Extrait du document ▸
──────

Comment t’expliquer ?
Oh, c’est si dur d’y parvenir,
Et ces visions de Johanna m’ont encore gardé éveillé toute la nuit
1.
(Bob Dylan, « visions of Johanna  », 1966).

Comme Bob, je ne dors pas. Je ne dors plus. Cernes jusqu’aux chaussettes. Pourquoi ? Simple : ces visions de Joanna2 m’ont encore gardé éveillé toute la nuit. Hier, alors que tout Paris pionçait, elle chantait dans la pénombre, babillait à perdre haleine. Impossible de fermer l’œil. Au début, j’étais aux anges – un concert privé pour moi tout seul ! Mais sur la longueur, je ne rêvais plus que d’une chose : la faire taire, par la force s’il le faut. Quand - enfin - je me suis décidé à repousser les couvertures pour me ruer vers mon placard à battes et répulsifs divers, le jour se levait, elle s’était évaporée. Maligne, la lutine. Mais je sais bien qu’elle sera de nouveau là ce soir. Et je tremble.

Comment t’expliquer ? Ça n’a rien de rationnel, de clairement définissable. Cela tient à un timbre, à une posture vocale qui gratte les neurones là où ils sont le plus vulnérables, entre chien et loup mental, s’immisce déloyalement dans mon cortex jusqu’à annihiler tout le reste. Prend « Peach, plum, pear », par exemple, le morceau qu’elle chante dans la vidéo ci-dessus : a-t-on déjà vu titre plus nunuche ? « Pêche, prune, poire » : wouhou, ça balance… Et puis, cette façon qu’elle a de chanter en accentuant les syllabes comme si elle crachait des noyaux de cerises, plop. C’est cousu de fil blanc : le coup de l’innocence enchantée, du batifolage musical en terre enfantine, c’est vieux comme le monde. Yves Duteuil l’a déjà fait, tu sais, le coup de « prendre un enfant par la main », ça ne prend plus. N’est pas Alice au pays des merveille qui veut. Crécelle, va !

Mais voilà, tu as beau vitupérer, pester contre l’impudente et son babil surjoué, tu ne stoppes pas pour autant la chanson. Tu tends même servilement les esgourdes pour ne rien laisser passer. Et puis, tu la réécoutes. Une bonne dizaine de fois, au bas mot. Avant de remettre le disque au début, vaincu. The Milk-Eyed Mender (« Le cantonnier aux yeux de lait ?  ») sonne comme une sorte de rencontre foutraque entre Anne Sylvestre et un plein baril de LSD. Douze chansons du même tonneau3 d’ambroisie sonique qui squattent tes enceintes avec une régularité affolante.

──────

[Entrées de zones étiquetées]
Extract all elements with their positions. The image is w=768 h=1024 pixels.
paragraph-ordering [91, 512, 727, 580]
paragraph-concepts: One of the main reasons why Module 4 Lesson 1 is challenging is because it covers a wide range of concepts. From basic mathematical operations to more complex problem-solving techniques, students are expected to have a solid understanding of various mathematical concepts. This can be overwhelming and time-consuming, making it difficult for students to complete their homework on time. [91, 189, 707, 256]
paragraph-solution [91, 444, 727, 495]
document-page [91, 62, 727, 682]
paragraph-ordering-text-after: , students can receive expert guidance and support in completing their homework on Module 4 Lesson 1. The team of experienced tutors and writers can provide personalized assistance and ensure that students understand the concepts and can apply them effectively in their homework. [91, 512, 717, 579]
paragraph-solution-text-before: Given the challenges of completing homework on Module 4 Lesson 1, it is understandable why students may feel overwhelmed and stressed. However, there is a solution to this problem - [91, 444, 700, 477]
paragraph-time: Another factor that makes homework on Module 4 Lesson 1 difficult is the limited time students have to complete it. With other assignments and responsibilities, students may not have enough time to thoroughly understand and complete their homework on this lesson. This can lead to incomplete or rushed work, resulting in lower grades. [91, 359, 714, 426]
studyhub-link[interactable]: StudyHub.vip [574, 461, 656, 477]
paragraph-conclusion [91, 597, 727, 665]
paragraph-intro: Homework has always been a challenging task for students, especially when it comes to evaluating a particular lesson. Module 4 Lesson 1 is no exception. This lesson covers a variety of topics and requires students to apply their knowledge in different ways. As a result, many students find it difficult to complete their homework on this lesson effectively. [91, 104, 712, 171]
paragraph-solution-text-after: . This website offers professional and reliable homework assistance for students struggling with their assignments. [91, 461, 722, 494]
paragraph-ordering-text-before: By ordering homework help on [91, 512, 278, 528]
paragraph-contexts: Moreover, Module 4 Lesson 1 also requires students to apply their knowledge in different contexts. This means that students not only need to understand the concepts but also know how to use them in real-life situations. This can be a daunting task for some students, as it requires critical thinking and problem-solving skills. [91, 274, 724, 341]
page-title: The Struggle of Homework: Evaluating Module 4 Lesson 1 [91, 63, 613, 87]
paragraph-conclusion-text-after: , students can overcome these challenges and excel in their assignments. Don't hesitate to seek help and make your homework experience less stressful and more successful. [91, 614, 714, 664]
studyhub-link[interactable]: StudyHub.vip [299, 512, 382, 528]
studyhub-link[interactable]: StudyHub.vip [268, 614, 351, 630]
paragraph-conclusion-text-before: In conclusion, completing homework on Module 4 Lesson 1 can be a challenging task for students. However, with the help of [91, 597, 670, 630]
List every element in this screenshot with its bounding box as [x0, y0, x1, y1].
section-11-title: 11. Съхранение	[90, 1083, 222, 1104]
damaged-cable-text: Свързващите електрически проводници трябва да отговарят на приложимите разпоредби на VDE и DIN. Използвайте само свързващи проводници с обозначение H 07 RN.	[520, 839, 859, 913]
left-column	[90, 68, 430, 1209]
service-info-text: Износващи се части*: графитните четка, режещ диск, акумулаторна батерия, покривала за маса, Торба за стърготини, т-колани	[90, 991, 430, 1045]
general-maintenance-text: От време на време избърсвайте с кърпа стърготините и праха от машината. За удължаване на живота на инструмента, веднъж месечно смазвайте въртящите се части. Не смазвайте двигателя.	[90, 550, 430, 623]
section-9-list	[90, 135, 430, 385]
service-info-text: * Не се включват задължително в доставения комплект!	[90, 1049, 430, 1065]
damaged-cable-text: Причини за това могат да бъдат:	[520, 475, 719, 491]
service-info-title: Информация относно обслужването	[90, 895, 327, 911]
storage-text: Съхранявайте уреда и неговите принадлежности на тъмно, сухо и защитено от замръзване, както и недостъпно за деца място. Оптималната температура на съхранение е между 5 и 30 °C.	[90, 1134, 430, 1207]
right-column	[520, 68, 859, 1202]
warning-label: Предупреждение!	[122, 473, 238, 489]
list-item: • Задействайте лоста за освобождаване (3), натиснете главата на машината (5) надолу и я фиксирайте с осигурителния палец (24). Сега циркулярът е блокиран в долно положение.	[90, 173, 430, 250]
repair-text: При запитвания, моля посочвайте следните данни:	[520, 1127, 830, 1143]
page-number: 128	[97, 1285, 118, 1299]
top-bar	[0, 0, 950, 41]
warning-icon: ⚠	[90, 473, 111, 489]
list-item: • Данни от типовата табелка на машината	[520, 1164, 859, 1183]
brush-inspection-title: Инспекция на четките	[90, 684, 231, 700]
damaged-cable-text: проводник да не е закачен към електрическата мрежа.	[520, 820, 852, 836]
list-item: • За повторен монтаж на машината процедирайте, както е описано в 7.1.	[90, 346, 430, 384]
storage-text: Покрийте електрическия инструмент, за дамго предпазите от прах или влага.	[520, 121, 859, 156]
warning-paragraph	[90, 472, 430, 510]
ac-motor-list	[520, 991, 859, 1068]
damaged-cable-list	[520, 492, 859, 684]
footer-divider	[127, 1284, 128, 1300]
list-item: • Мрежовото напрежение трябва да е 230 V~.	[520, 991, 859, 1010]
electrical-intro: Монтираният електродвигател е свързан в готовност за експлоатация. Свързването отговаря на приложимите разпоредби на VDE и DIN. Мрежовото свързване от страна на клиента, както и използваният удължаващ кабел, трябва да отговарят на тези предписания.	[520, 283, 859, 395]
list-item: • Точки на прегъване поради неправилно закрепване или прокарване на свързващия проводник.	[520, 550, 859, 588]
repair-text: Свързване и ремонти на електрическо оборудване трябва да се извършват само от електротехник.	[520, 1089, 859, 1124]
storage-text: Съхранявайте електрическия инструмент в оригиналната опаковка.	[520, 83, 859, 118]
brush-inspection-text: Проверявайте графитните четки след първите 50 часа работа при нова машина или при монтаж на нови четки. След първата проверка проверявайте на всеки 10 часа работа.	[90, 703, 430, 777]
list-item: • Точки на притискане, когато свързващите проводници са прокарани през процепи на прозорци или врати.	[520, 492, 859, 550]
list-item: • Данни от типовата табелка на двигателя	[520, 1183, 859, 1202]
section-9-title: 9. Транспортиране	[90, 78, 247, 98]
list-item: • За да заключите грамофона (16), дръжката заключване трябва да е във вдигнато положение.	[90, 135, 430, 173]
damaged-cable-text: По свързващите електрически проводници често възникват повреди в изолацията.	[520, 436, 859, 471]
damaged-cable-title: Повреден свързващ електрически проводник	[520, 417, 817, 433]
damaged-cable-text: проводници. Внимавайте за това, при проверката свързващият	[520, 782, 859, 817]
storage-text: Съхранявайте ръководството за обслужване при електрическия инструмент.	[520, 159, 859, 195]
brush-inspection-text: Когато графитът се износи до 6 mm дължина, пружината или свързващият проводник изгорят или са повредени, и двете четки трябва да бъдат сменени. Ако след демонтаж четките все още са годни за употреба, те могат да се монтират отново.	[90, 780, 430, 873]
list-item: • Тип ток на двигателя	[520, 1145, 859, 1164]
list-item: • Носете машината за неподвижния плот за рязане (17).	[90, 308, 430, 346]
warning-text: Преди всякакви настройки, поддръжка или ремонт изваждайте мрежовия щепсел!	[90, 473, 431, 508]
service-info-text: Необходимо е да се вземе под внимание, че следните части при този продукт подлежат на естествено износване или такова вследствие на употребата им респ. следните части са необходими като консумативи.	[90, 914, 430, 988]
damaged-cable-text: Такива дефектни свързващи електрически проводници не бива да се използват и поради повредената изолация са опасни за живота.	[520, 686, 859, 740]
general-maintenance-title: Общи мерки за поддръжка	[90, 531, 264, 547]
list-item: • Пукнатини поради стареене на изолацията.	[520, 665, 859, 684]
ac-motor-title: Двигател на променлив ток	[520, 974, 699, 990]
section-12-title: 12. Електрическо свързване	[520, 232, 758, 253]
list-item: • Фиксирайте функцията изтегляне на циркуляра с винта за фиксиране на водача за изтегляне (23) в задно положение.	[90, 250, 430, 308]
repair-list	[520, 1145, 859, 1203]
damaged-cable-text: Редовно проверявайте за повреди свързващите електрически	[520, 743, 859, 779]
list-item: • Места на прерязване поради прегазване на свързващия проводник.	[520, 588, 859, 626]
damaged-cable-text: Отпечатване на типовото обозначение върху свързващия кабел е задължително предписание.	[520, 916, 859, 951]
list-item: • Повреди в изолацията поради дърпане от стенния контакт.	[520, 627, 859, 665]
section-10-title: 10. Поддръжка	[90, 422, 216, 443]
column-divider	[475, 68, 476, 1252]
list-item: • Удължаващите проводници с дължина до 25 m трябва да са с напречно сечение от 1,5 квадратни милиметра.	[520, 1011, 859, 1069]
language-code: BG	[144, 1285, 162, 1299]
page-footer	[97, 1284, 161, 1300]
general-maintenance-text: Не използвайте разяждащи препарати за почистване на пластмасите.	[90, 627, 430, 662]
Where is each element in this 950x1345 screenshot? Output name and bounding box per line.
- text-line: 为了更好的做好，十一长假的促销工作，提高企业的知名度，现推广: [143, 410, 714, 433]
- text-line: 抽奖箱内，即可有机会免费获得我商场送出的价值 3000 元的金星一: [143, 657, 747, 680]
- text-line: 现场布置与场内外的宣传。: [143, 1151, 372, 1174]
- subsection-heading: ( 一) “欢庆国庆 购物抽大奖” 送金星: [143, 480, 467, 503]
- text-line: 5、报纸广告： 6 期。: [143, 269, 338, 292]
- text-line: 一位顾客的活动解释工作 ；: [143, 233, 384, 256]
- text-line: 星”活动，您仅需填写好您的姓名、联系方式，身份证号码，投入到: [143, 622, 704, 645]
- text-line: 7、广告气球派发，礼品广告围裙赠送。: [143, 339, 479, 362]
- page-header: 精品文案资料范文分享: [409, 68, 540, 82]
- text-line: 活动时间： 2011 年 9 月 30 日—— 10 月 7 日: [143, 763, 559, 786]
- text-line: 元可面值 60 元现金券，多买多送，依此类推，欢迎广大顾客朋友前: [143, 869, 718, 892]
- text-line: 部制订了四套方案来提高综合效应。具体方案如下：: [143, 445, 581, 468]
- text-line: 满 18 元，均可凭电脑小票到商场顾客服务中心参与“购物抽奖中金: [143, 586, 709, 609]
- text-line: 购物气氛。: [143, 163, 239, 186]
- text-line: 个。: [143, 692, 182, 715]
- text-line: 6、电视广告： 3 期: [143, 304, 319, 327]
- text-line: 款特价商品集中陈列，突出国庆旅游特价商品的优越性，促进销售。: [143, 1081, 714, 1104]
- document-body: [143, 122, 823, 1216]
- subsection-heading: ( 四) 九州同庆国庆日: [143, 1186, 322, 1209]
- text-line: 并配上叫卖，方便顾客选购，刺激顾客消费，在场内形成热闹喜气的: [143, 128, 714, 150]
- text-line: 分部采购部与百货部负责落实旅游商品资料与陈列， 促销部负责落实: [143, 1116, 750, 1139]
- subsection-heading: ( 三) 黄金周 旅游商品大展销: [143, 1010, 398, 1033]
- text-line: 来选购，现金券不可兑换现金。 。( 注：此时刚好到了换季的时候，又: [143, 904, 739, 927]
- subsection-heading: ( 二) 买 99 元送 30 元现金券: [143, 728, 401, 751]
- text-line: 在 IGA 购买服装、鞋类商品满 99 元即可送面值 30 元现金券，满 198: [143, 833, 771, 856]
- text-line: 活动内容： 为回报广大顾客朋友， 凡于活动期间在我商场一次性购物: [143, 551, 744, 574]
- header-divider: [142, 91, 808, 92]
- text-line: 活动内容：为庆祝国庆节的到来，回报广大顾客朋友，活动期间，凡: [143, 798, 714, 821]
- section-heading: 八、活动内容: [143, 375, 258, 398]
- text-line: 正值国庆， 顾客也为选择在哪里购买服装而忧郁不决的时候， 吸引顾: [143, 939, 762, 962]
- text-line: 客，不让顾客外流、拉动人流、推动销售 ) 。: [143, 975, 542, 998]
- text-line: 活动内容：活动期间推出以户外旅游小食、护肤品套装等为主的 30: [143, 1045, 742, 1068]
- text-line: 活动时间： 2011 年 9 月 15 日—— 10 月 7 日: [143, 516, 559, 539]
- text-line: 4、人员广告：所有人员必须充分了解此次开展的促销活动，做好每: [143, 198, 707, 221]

──────

Expliquez en une à trois phrases pourquoi, dans l'extrait sur les visions de Joanna, la tentative de faire taire la chanteuse a échoué.

Réponse complète ▸ La décision de repousser les couvertures pour se ruer vers le placard à battes et répulsifs divers a été prise trop tard. À ce moment-là, le jour se levait et la chanteuse s'était déjà évaporée.